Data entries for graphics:
=-=-=-=-=
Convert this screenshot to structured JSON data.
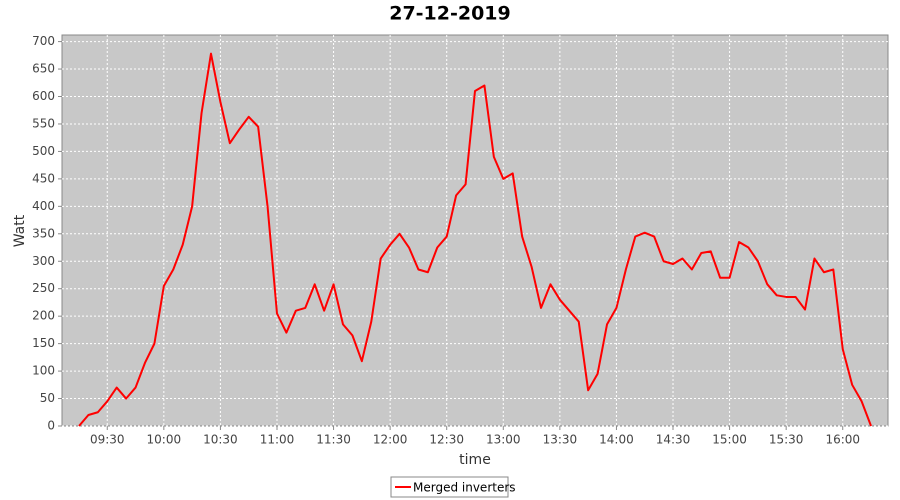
{
  "chart_data": {
    "type": "line",
    "title": "27-12-2019",
    "x_label": "time",
    "y_label": "Watt",
    "x": [
      "09:15",
      "09:20",
      "09:25",
      "09:30",
      "09:35",
      "09:40",
      "09:45",
      "09:50",
      "09:55",
      "10:00",
      "10:05",
      "10:10",
      "10:15",
      "10:20",
      "10:25",
      "10:30",
      "10:35",
      "10:40",
      "10:45",
      "10:50",
      "10:55",
      "11:00",
      "11:05",
      "11:10",
      "11:15",
      "11:20",
      "11:25",
      "11:30",
      "11:35",
      "11:40",
      "11:45",
      "11:50",
      "11:55",
      "12:00",
      "12:05",
      "12:10",
      "12:15",
      "12:20",
      "12:25",
      "12:30",
      "12:35",
      "12:40",
      "12:45",
      "12:50",
      "12:55",
      "13:00",
      "13:05",
      "13:10",
      "13:15",
      "13:20",
      "13:25",
      "13:30",
      "13:35",
      "13:40",
      "13:45",
      "13:50",
      "13:55",
      "14:00",
      "14:05",
      "14:10",
      "14:15",
      "14:20",
      "14:25",
      "14:30",
      "14:35",
      "14:40",
      "14:45",
      "14:50",
      "14:55",
      "15:00",
      "15:05",
      "15:10",
      "15:15",
      "15:20",
      "15:25",
      "15:30",
      "15:35",
      "15:40",
      "15:45",
      "15:50",
      "15:55",
      "16:00",
      "16:05",
      "16:10",
      "16:15"
    ],
    "series": [
      {
        "name": "Merged inverters",
        "color": "#ff0000",
        "values": [
          0,
          20,
          25,
          45,
          70,
          50,
          70,
          115,
          150,
          255,
          285,
          330,
          400,
          570,
          678,
          590,
          515,
          540,
          563,
          545,
          400,
          205,
          170,
          210,
          215,
          258,
          210,
          258,
          185,
          165,
          118,
          190,
          305,
          330,
          350,
          325,
          285,
          280,
          325,
          345,
          420,
          440,
          610,
          620,
          490,
          450,
          460,
          345,
          290,
          215,
          258,
          230,
          210,
          190,
          65,
          95,
          185,
          215,
          285,
          345,
          352,
          345,
          300,
          295,
          305,
          285,
          315,
          318,
          270,
          270,
          335,
          325,
          300,
          258,
          238,
          235,
          235,
          212,
          305,
          280,
          285,
          140,
          75,
          45,
          0
        ]
      }
    ],
    "xlim": [
      "09:06",
      "16:24"
    ],
    "xticks": [
      "09:30",
      "10:00",
      "10:30",
      "11:00",
      "11:30",
      "12:00",
      "12:30",
      "13:00",
      "13:30",
      "14:00",
      "14:30",
      "15:00",
      "15:30",
      "16:00"
    ],
    "ylim": [
      0,
      712
    ],
    "yticks": [
      0,
      50,
      100,
      150,
      200,
      250,
      300,
      350,
      400,
      450,
      500,
      550,
      600,
      650,
      700
    ],
    "grid": true,
    "legend": "bottom"
  }
}
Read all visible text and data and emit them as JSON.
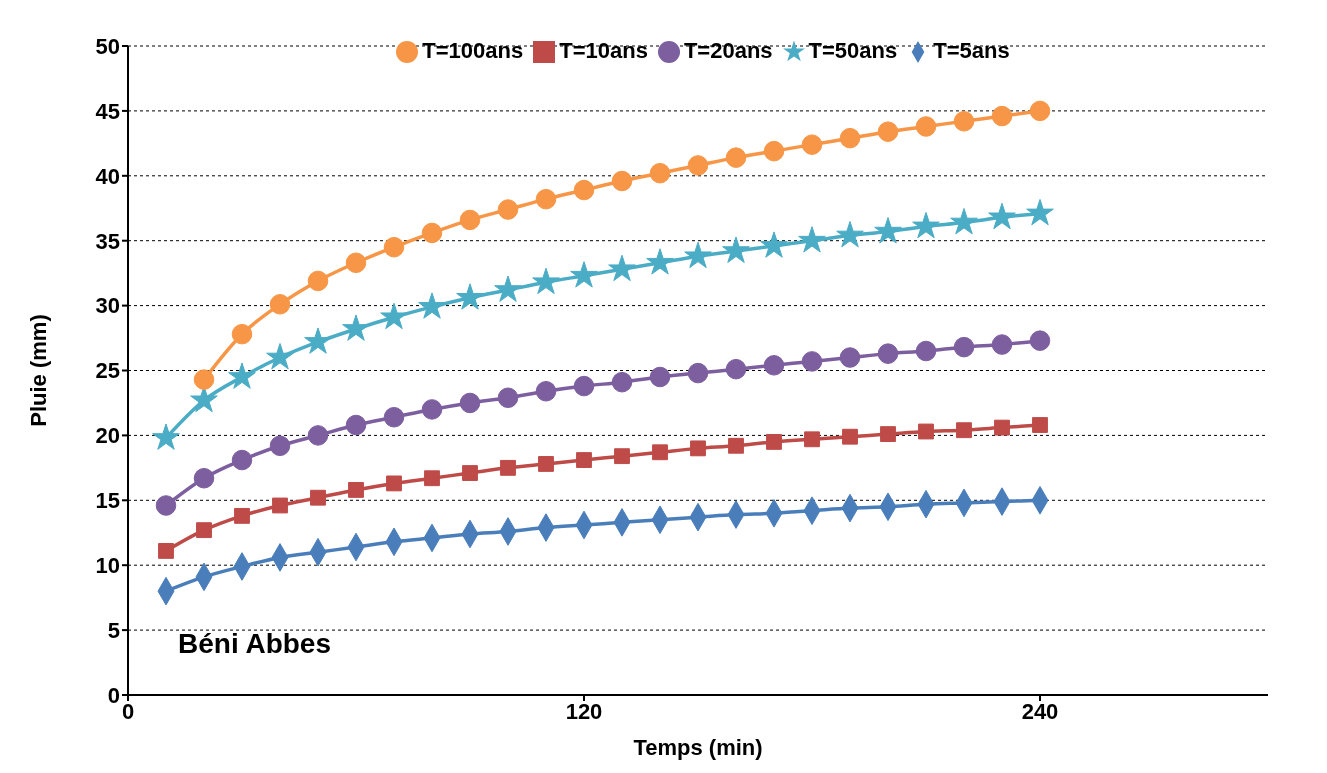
=-=-=-=-=
**Short problem**
Of all the lines above, how many contain the word "JSON"? Answer with only the number.

**Solution to this task**
2